__Selection__
○ ○ ○ ○ ○

That’s exactly right. Again,
 there’s not a one-size-fits-all.


I often talk about, “Build your business in your way.” However, you may not have all the background experience and knowledge you need to build your business. That’s where I help my clients. I think everything starts with pricing and making sure that we’re pricing for value, and we’re not stuck in that hourly billing model.

 

When you talk about pricing, are there a lot of people settling for less in how they price their services? Is this an issue that you find is more prominent among women than men? 

 

Yes, absolutely. In fact, let me share with you. When I was growing up, my mom made these fabulous cookies. The whole house smelled good. It was warm. Cookies were gooey. It makes your mouth water. My whole life, I watched my mom eat the broken cookies. It wasn’t until I was a teenager that I even thought to ask her, “Why do you only eat the broken cookies? Do they taste better?” She laughed and said, “No. I eat the broken cookies, so you can have the whole ones.” 

 

Not too long ago, I saw this really shocking statistic. 62% of women rely on their businesses for their primary income. 88% of those businesses make less than $100,000 a year. I started to connect the dots between what I call the broken-cookie effect and this idea of keeping your business artificially limited.


As I started connecting the dots and realizing, that’s what we, as women, are doing. We’re following the example set by our role models, our mothers and our grandmothers, where we’re bringing that spirit of self-sacrifice into our businesses, and acting like there’s a glass ceiling when there isn’t. That is why I focus on helping women generate more revenue with less stress, because, to your point exactly, it is keeping those businesses very limited in what they can do and the kinds of results they can get. They have a very limited audience because of that. 

 

That is counterproductive for all of these women who are building very successful businesses. They still feel not only terribly stressed because they’re juggling so many things, including their families and extended families, but also, they feel as if they can’t keep up. There’s this sense of, I’m failing somehow if I’m not doing the same things my colleagues and competitors are doing. There’s a lot of comparison.

 

It sounds like what you’re phrasing this as is a limited mindset. This limited mindset is likely behind, what it sounds like is, artificially low prices or people pricing their services lower than they should be. Does this also refer to how people will market, how people will go after other clients or what kinds of clients even they pursue?

 

Definitely. That’s a really good point. It limits a lot of different things. The reason I start with pricing is because everything else flows from pricing. If your prices are too low, or let’s say you’re still using that hourly billing model, then because you’re an expert and you have all this experience, you could do — in fact, I have a client who used this example. She is a chief marketing officer. She’s outsourced to smaller companies. She has said she did an entire marketing plan and a rebranding in about three hours. If she’s on an hourly billing model, the value of that is tens of thousands of dollars, and yet, she was paid $2,000. You can start to see that it’s not just the dollar amount; it’s the method. It’s the structure of your pricing.

○ ○ ○ ○ ○

__Material for this exercise__
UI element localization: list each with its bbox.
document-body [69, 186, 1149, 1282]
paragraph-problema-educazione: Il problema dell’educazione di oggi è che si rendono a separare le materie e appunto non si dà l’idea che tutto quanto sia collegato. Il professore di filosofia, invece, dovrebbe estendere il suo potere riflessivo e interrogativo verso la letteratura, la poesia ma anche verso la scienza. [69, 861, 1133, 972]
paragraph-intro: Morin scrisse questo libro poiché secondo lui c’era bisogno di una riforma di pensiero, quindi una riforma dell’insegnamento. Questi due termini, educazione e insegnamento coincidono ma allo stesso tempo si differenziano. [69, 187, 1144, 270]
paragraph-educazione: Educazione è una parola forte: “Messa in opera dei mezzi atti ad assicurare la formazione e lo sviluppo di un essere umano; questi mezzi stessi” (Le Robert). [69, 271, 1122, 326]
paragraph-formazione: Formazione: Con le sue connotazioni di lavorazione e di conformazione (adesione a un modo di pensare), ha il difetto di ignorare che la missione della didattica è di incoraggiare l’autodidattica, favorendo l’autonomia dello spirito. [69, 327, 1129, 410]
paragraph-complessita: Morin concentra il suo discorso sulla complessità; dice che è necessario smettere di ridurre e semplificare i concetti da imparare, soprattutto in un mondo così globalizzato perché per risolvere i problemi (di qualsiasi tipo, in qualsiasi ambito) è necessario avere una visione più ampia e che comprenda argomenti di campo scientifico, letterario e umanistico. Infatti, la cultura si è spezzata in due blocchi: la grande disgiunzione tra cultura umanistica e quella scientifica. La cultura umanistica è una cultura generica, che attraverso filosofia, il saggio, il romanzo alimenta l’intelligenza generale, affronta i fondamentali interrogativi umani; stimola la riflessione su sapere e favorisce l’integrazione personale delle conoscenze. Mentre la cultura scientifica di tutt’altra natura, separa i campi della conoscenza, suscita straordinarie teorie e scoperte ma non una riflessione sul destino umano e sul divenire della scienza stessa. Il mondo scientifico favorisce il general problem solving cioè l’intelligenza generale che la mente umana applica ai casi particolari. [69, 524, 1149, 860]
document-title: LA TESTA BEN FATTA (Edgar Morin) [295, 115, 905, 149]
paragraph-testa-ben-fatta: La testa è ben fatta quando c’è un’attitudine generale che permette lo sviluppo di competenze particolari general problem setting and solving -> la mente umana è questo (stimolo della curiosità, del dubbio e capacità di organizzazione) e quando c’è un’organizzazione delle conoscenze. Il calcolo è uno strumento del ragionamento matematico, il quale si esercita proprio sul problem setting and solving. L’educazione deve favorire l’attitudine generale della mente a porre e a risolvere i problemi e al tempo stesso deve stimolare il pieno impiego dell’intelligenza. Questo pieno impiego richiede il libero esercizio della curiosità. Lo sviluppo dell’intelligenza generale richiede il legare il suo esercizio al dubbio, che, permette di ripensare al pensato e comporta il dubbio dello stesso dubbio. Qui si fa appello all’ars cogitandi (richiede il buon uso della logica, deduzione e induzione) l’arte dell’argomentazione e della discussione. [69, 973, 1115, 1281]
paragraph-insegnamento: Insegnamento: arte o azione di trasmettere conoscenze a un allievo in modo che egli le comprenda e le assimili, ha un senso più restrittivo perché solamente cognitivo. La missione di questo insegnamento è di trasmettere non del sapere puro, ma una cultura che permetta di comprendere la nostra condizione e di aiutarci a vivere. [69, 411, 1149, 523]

○ ○ ○ ○ ○

__Tasks for this exercise__
#1 In the records, from the first line up to and including the line with "paragraph-formazione: Formazione: Con", switch "riforma" to "revisione" and give those lines with everything else unchanged.
#2 Pick up the interview on pricing for value and carry it forward from its last sentence.

__Task-by-task results__
#1
UI element localization: list each with its bbox.
document-body [69, 186, 1149, 1282]
paragraph-problema-educazione: Il problema dell’educazione di oggi è che si rendono a separare le materie e appunto non si dà l’idea che tutto quanto sia collegato. Il professore di filosofia, invece, dovrebbe estendere il suo potere riflessivo e interrogativo verso la letteratura, la poesia ma anche verso la scienza. [69, 861, 1133, 972]
paragraph-intro: Morin scrisse questo libro poiché secondo lui c’era bisogno di una revisione di pensiero, quindi una revisione dell’insegnamento. Questi due termini, educazione e insegnamento coincidono ma allo stesso tempo si differenziano. [69, 187, 1144, 270]
paragraph-educazione: Educazione è una parola forte: “Messa in opera dei mezzi atti ad assicurare la formazione e lo sviluppo di un essere umano; questi mezzi stessi” (Le Robert). [69, 271, 1122, 326]
paragraph-formazione: Formazione: Con le sue connotazioni di lavorazione e di conformazione (adesione a un modo di pensare), ha il difetto di ignorare che la missione della didattica è di incoraggiare l’autodidattica, favorendo l’autonomia dello spirito. [69, 327, 1129, 410]

#2
That’s interesting, because one of the things that I, oftentimes, tell people, something fundamentally changed about our work when we left the factories and entered what’s referred to as the service-sector economy. When we’re in the factories, the hourly billing model made sense, because the value of your work as well as strict in work hours — 8:00AM to 5:00PM, blah, blah, blah — was almost perfectly correlated with the number of hours you were there until you start to get tired, or fall down, or whatever they used to do back in the day. 

 

Now that we have these service-sector jobs, the connection between the number of hours you’re working, what specific average you’re working, and the value you’re producing for people, is far less pronounced. Someone could easily be working tons and tons of hours but not really producing anything of value, while someone could be, as your examples with your client, producing a lot of value in a small amount of time. One of the things that sounds like you’re doing with your business is helping people lean into these high value in a short-amount-of-time type of proposition, because that’s where you reduce the stress.

 

I think that’s part of it, and that’s a good point. In my view, because I love the work I do, and so do all my clients — we love the work we do. We feel like we make a difference every day. Because of that, I don’t worry about the time. It doesn’t matter to me whether I spend an hour or three hours on something. I work very efficiently. What does matter a lot to me is that I’m compensated for the value that I’m bringing to the client. There’s so much fear underneath pricing. We’re afraid that if we price too high, we’ll “price” ourselves out of the market. 

 

There’s no such thing as what the market can bear. I really believe that. It’s about finding your buyer and building value in the mind of your buyer. That combination is part of what reduces the stress, because you have a process and a system. That’s what I teach. I teach how to build a structure around your pricing, how to raise prices if needed, and how to talk about that. That’s the hardest thing — just to be confident and understand that there really is a rationale behind your pricing. I have a sales method that works very well for women, that feels more like matchmaking. I teach that to my clients. 

 

The combination of those two things, the pricing structure and that selling method, make it so much easier, not only to find and help your ideal buyer understand what’s going on and how you can help them, but also because you feel so much more confident when you’re sharing your information. You know that you’re not just making up. You’re not guessing at a price or guessing at the number of hours it will take you. I will tell you, we guess wrong.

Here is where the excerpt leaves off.